Nothing should be left out: output all of the entries exactly.

Collection entries:

§

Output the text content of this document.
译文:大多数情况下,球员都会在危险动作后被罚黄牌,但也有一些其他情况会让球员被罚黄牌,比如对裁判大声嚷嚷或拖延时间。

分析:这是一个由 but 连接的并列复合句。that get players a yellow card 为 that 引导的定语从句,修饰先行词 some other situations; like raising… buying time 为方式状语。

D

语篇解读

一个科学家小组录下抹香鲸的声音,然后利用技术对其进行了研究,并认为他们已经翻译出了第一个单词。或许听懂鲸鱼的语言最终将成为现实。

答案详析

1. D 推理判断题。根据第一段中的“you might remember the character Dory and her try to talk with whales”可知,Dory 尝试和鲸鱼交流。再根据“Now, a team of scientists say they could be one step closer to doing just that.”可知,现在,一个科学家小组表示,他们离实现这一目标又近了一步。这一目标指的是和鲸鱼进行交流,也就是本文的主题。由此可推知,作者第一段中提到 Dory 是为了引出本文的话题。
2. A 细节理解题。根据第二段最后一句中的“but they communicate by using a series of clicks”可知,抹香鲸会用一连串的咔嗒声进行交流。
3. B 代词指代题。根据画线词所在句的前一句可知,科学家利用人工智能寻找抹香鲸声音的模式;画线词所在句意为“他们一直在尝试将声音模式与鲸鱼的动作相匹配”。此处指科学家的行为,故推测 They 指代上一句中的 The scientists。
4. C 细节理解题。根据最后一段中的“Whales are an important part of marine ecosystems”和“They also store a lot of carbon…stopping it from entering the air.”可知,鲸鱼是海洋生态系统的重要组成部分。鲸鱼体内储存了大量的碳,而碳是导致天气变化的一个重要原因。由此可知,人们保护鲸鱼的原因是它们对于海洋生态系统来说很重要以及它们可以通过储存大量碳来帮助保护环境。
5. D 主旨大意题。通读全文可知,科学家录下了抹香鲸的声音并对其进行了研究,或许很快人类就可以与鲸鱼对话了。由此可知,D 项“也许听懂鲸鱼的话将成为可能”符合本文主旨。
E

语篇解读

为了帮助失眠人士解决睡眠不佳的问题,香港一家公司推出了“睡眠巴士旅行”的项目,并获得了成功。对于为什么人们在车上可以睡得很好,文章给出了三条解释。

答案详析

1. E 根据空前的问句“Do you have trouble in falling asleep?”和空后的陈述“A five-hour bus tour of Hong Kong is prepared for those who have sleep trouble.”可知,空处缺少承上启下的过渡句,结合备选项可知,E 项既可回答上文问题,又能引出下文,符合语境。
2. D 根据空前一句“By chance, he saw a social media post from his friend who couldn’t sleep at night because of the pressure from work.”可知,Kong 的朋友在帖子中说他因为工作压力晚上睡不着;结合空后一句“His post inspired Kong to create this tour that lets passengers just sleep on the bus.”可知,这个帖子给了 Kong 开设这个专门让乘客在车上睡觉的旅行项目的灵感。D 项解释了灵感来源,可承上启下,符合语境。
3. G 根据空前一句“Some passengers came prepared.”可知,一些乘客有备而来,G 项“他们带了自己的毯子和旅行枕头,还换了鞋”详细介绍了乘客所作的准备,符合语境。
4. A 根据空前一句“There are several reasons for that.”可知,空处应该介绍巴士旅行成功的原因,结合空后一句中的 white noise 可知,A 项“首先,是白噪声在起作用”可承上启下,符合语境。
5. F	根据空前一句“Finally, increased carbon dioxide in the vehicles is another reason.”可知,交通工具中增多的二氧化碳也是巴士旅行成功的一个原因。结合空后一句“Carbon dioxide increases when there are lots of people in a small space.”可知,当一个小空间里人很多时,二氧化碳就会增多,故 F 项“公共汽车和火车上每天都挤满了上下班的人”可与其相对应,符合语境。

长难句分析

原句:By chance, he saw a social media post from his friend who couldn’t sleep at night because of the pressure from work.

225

§

(Task answer):
Output the text content of this document.
译文:大多数情况下,球员都会在危险动作后被罚黄牌,但也有一些其他情况会让球员被罚黄牌,比如对裁判大声嚷嚷或拖延时间。

分析:这是一个由 but 连接的并列复合句。that get players a yellow card 为 that 引导的定语从句,修饰先行词 some other situations; like raising… buying time 为方式状语。

D

语篇解读

一个科学家小组录下抹香鲸的声音,然后利用技术对其进行了研究,并认为他们已经翻译出了第一个单词。或许听懂鲸鱼的语言最终将成为现实。

答案详析

1. D 推理判断题。根据第一段中的“you might remember the character Dory and her try to talk with whales”可知,Dory 尝试和鲸鱼交流。再根据“Now, a team of scientists say they could be one step closer to doing just that.”可知,现在,一个科学家小组表示,他们离实现这一目标又近了一步。这一目标指的是和鲸鱼进行交流,也就是本文的主题。由此可推知,作者第一段中提到 Dory 是为了引出本文的话题。
2. A 细节理解题。根据第二段最后一句中的“but they communicate by using a series of clicks”可知,抹香鲸会用一连串的咔嗒声进行交流。
3. B 代词指代题。根据画线词所在句的前一句可知,科学家利用人工智能寻找抹香鲸声音的模式;画线词所在句意为“他们一直在尝试将声音模式与鲸鱼的动作相匹配”。此处指科学家的行为,故推测 They 指代上一句中的 The scientists。
4. C 细节理解题。根据最后一段中的“Whales are an important part of marine ecosystems”和“They also store a lot of carbon…stopping it from entering the air.”可知,鲸鱼是海洋生态系统的重要组成部分。鲸鱼体内储存了大量的碳,而碳是导致天气变化的一个重要原因。由此可知,人们保护鲸鱼的原因是它们对于海洋生态系统来说很重要以及它们可以通过储存大量碳来帮助保护环境。
5. D 主旨大意题。通读全文可知,科学家录下了抹香鲸的声音并对其进行了研究,或许很快人类就可以与鲸鱼对话了。由此可知,D 项“也许听懂鲸鱼的话将成为可能”符合本文主旨。
E

语篇解读

为了帮助失眠人士解决睡眠不佳的问题,香港一家公司推出了“睡眠巴士旅行”的项目,并获得了成功。对于为什么人们在车上可以睡得很好,文章给出了三条解释。

答案详析

1. E 根据空前的问句“Do you have trouble in falling asleep?”和空后的陈述“A five-hour bus tour of Hong Kong is prepared for those who have sleep trouble.”可知,空处缺少承上启下的过渡句,结合备选项可知,E 项既可回答上文问题,又能引出下文,符合语境。
2. D 根据空前一句“By chance, he saw a social media post from his friend who couldn’t sleep at night because of the pressure from work.”可知,Kong 的朋友在帖子中说他因为工作压力晚上睡不着;结合空后一句“His post inspired Kong to create this tour that lets passengers just sleep on the bus.”可知,这个帖子给了 Kong 开设这个专门让乘客在车上睡觉的旅行项目的灵感。D 项解释了灵感来源,可承上启下,符合语境。
3. G 根据空前一句“Some passengers came prepared.”可知,一些乘客有备而来,G 项“他们带了自己的毯子和旅行枕头,还换了鞋”详细介绍了乘客所作的准备,符合语境。
4. A 根据空前一句“There are several reasons for that.”可知,空处应该介绍巴士旅行成功的原因,结合空后一句中的 white noise 可知,A 项“首先,是白噪声在起作用”可承上启下,符合语境。
5. F	根据空前一句“Finally, increased carbon dioxide in the vehicles is another reason.”可知,交通工具中增多的二氧化碳也是巴士旅行成功的一个原因。结合空后一句“Carbon dioxide increases when there are lots of people in a small space.”可知,当一个小空间里人很多时,二氧化碳就会增多,故 F 项“公共汽车和火车上每天都挤满了上下班的人”可与其相对应,符合语境。

长难句分析

原句:By chance, he saw a social media post from his friend who couldn’t sleep at night because of the pressure from work.

225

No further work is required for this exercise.